====== Materials provided
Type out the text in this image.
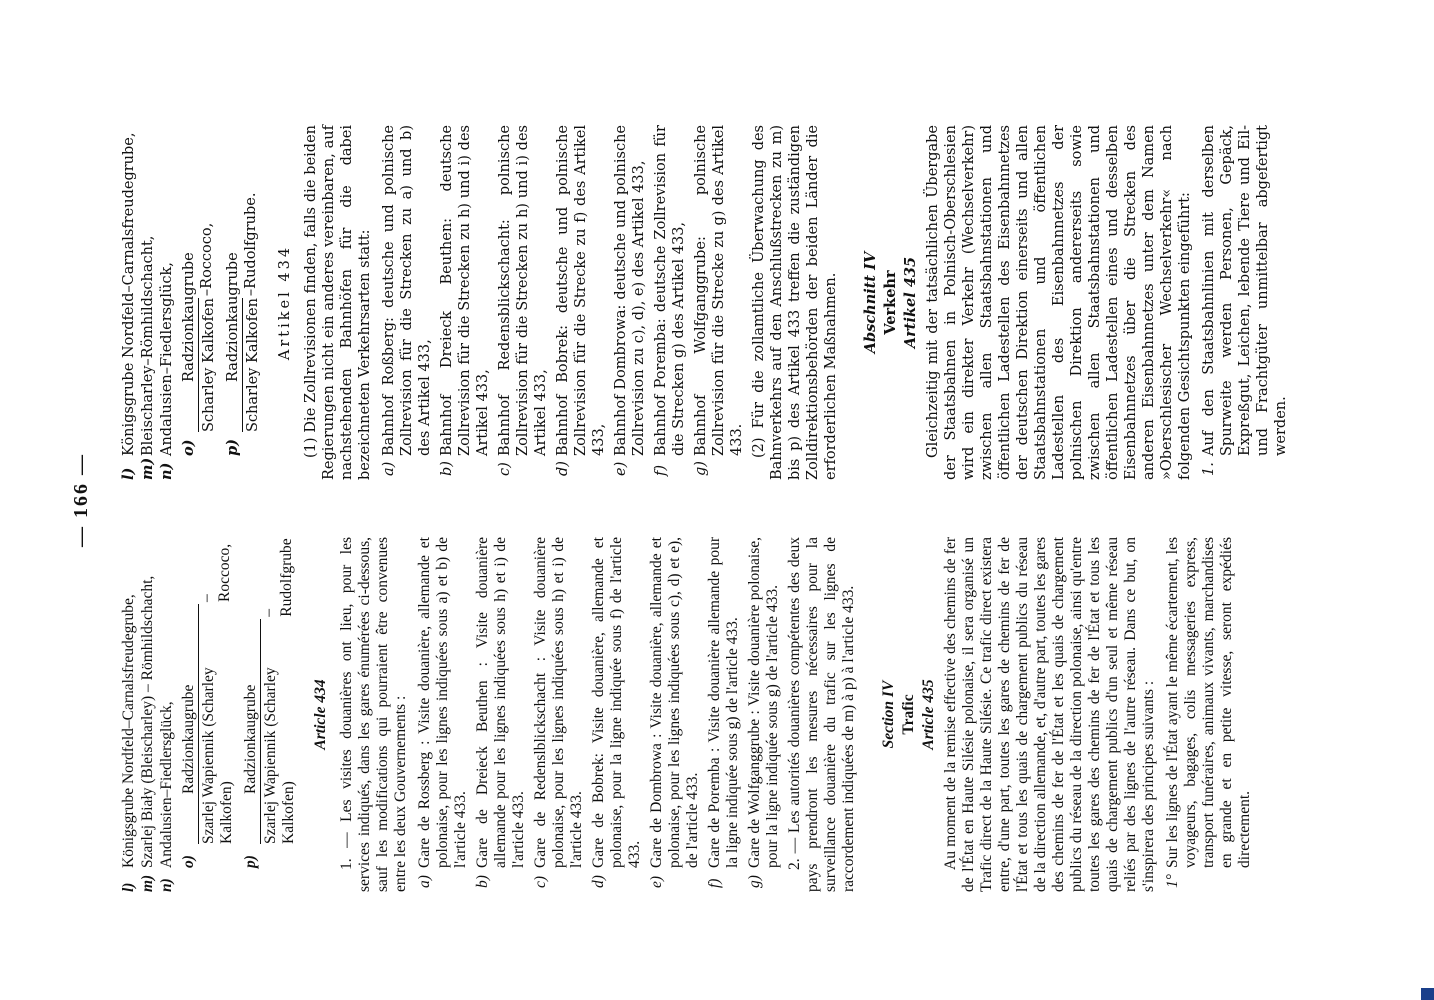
— 166 —
l)
Königsgrube Nordfeld–Carnalsfreudegrube,
m)
Szarlej Biały (Bleischarley) – Römhildschacht,
n)
Andalusien–Fiedlersglück, o)
Radzionkaugrube Szarlej Wapiennik (Scharley Kalkofen)
–Roccoco,
p)
Radzionkaugrube Szarlej Wapiennik (Scharley Kalkofen)
–Rudolfgrube
Article 434 1. — Les visites douanières ont lieu, pour les services indiqués, dans les gares énumérées ci-dessous, sauf les modifications qui pourraient être convenues entre les deux Gouvernements : a)
Gare de Rossberg : Visite douanière, allemande et polonaise, pour les lignes indiquées sous a) et b) de l'article 433.
b)
Gare de Dreieck Beuthen : Visite douanière allemande pour les lignes indiquées sous h) et i) de l'article 433.
c)
Gare de Redenslblickschacht : Visite douanière polonaise, pour les lignes indiquées sous h) et i) de l'article 433.
d)
Gare de Bobrek: Visite douanière, allemande et polonaise, pour la ligne indiquée sous f) de l'article 433.
e)
Gare de Dombrowa : Visite douanière, allemande et polonaise, pour les lignes indiquées sous c), d) et e), de l'article 433.
f)
Gare de Poremba : Visite douanière allemande pour la ligne indiquée sous g) de l'article 433.
g)
Gare de Wolfganggrube : Visite douanière polonaise, pour la ligne indiquée sous g) de l'article 433. 2. — Les autorités douanières compétentes des deux pays prendront les mesures nécessaires pour la surveillance douanière du trafic sur les lignes de raccordement indiquées de m) à p) à l'article 433. Section IV Trafic Article 435 Au moment de la remise effective des chemins de fer de l'État en Haute Silésie polonaise, il sera organisé un Trafic direct de la Haute Silésie. Ce trafic direct existera entre, d'une part, toutes les gares de chemins de fer de l'État et tous les quais de chargement publics du réseau de la direction allemande, et, d'autre part, toutes les gares des chemins de fer de l'État et les quais de chargement publics du réseau de la direction polonaise, ainsi qu'entre toutes les gares des chemins de fer de l'État et tous les quais de chargement publics d'un seul et même réseau reliés par des lignes de l'autre réseau. Dans ce but, on s'inspirera des principes suivants : 1°
Sur les lignes de l'État ayant le même écartement, les voyageurs, bagages, colis messageries express, transport funéraires, animaux vivants, marchandises en grande et en petite vitesse, seront expédiés directement.
l)
Königsgrube Nordfeld–Carnalsfreudegrube,
m)
Bleischarley–Römhildschacht,
n)
Andalusien–Fiedlersglück, o)
Radzionkaugrube Scharley Kalkofen
–Roccoco,
p)
Radzionkaugrube Scharley Kalkofen
–Rudolfgrube.
Artikel 434 (1) Die Zollrevisionen finden, falls die beiden Regierungen nicht ein anderes vereinbaren, auf nachstehenden Bahnhöfen für die dabei bezeichneten Verkehrsarten statt: a)
Bahnhof Roßberg: deutsche und polnische Zollrevision für die Strecken zu a) und b) des Artikel 433,
b)
Bahnhof Dreieck Beuthen: deutsche Zollrevision für die Strecken zu h) und i) des Artikel 433,
c)
Bahnhof Redensblickschacht: polnische Zollrevision für die Strecken zu h) und i) des Artikel 433,
d)
Bahnhof Bobrek: deutsche und polnische Zollrevision für die Strecke zu f) des Artikel 433,
e)
Bahnhof Dombrowa: deutsche und polnische Zollrevision zu c), d), e) des Artikel 433,
f)
Bahnhof Poremba: deutsche Zollrevision für die Strecken g) des Artikel 433,
g)
Bahnhof Wolfganggrube: polnische Zollrevision für die Strecke zu g) des Artikel 433. (2) Für die zollamtliche Überwachung des Bahnverkehrs auf den Anschlußstrecken zu m) bis p) des Artikel 433 treffen die zuständigen Zolldirektionsbehörden der beiden Länder die erforderlichen Maßnahmen. Abschnitt IV Verkehr Artikel 435 Gleichzeitig mit der tatsächlichen Übergabe der Staatsbahnen in Polnisch-Oberschlesien wird ein direkter Verkehr (Wechselverkehr) zwischen allen Staatsbahnstationen und öffentlichen Ladestellen des Eisenbahnnetzes der deutschen Direktion einerseits und allen Staatsbahnstationen und öffentlichen Ladestellen des Eisenbahnnetzes der polnischen Direktion andererseits sowie zwischen allen Staatsbahnstationen und öffentlichen Ladestellen eines und desselben Eisenbahnnetzes über die Strecken des anderen Eisenbahnnetzes unter dem Namen »Oberschlesischer Wechselverkehr« nach folgenden Gesichtspunkten eingeführt: 1.
Auf den Staatsbahnlinien mit derselben Spurweite werden Personen, Gepäck, Expreßgut, Leichen, lebende Tiere und Eil- und Frachtgüter unmittelbar abgefertigt werden.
============
▸ Your task
Keep the pictures out of the copy and return the rest of the data above exactly.

▸ Task result
Type out the text in this image.
— 166 —
l)
Königsgrube Nordfeld–Carnalsfreudegrube,
m)
Szarlej Biały (Bleischarley) – Römhildschacht,
n)
Andalusien–Fiedlersglück, o)
Radzionkaugrube Szarlej Wapiennik (Scharley Kalkofen)
–Roccoco,
p)
Radzionkaugrube Szarlej Wapiennik (Scharley Kalkofen)
–Rudolfgrube
Article 434 1. — Les visites douanières ont lieu, pour les services indiqués, dans les gares énumérées ci-dessous, sauf les modifications qui pourraient être convenues entre les deux Gouvernements : a)
Gare de Rossberg : Visite douanière, allemande et polonaise, pour les lignes indiquées sous a) et b) de l'article 433.
b)
Gare de Dreieck Beuthen : Visite douanière allemande pour les lignes indiquées sous h) et i) de l'article 433.
c)
Gare de Redenslblickschacht : Visite douanière polonaise, pour les lignes indiquées sous h) et i) de l'article 433.
d)
Gare de Bobrek: Visite douanière, allemande et polonaise, pour la ligne indiquée sous f) de l'article 433.
e)
Gare de Dombrowa : Visite douanière, allemande et polonaise, pour les lignes indiquées sous c), d) et e), de l'article 433.
f)
Gare de Poremba : Visite douanière allemande pour la ligne indiquée sous g) de l'article 433.
g)
Gare de Wolfganggrube : Visite douanière polonaise, pour la ligne indiquée sous g) de l'article 433. 2. — Les autorités douanières compétentes des deux pays prendront les mesures nécessaires pour la surveillance douanière du trafic sur les lignes de raccordement indiquées de m) à p) à l'article 433. Section IV Trafic Article 435 Au moment de la remise effective des chemins de fer de l'État en Haute Silésie polonaise, il sera organisé un Trafic direct de la Haute Silésie. Ce trafic direct existera entre, d'une part, toutes les gares de chemins de fer de l'État et tous les quais de chargement publics du réseau de la direction allemande, et, d'autre part, toutes les gares des chemins de fer de l'État et les quais de chargement publics du réseau de la direction polonaise, ainsi qu'entre toutes les gares des chemins de fer de l'État et tous les quais de chargement publics d'un seul et même réseau reliés par des lignes de l'autre réseau. Dans ce but, on s'inspirera des principes suivants : 1°
Sur les lignes de l'État ayant le même écartement, les voyageurs, bagages, colis messageries express, transport funéraires, animaux vivants, marchandises en grande et en petite vitesse, seront expédiés directement.
l)
Königsgrube Nordfeld–Carnalsfreudegrube,
m)
Bleischarley–Römhildschacht,
n)
Andalusien–Fiedlersglück, o)
Radzionkaugrube Scharley Kalkofen
–Roccoco,
p)
Radzionkaugrube Scharley Kalkofen
–Rudolfgrube.
Artikel 434 (1) Die Zollrevisionen finden, falls die beiden Regierungen nicht ein anderes vereinbaren, auf nachstehenden Bahnhöfen für die dabei bezeichneten Verkehrsarten statt: a)
Bahnhof Roßberg: deutsche und polnische Zollrevision für die Strecken zu a) und b) des Artikel 433,
b)
Bahnhof Dreieck Beuthen: deutsche Zollrevision für die Strecken zu h) und i) des Artikel 433,
c)
Bahnhof Redensblickschacht: polnische Zollrevision für die Strecken zu h) und i) des Artikel 433,
d)
Bahnhof Bobrek: deutsche und polnische Zollrevision für die Strecke zu f) des Artikel 433,
e)
Bahnhof Dombrowa: deutsche und polnische Zollrevision zu c), d), e) des Artikel 433,
f)
Bahnhof Poremba: deutsche Zollrevision für die Strecken g) des Artikel 433,
g)
Bahnhof Wolfganggrube: polnische Zollrevision für die Strecke zu g) des Artikel 433. (2) Für die zollamtliche Überwachung des Bahnverkehrs auf den Anschlußstrecken zu m) bis p) des Artikel 433 treffen die zuständigen Zolldirektionsbehörden der beiden Länder die erforderlichen Maßnahmen. Abschnitt IV Verkehr Artikel 435 Gleichzeitig mit der tatsächlichen Übergabe der Staatsbahnen in Polnisch-Oberschlesien wird ein direkter Verkehr (Wechselverkehr) zwischen allen Staatsbahnstationen und öffentlichen Ladestellen des Eisenbahnnetzes der deutschen Direktion einerseits und allen Staatsbahnstationen und öffentlichen Ladestellen des Eisenbahnnetzes der polnischen Direktion andererseits sowie zwischen allen Staatsbahnstationen und öffentlichen Ladestellen eines und desselben Eisenbahnnetzes über die Strecken des anderen Eisenbahnnetzes unter dem Namen »Oberschlesischer Wechselverkehr« nach folgenden Gesichtspunkten eingeführt: 1.
Auf den Staatsbahnlinien mit derselben Spurweite werden Personen, Gepäck, Expreßgut, Leichen, lebende Tiere und Eil- und Frachtgüter unmittelbar abgefertigt werden.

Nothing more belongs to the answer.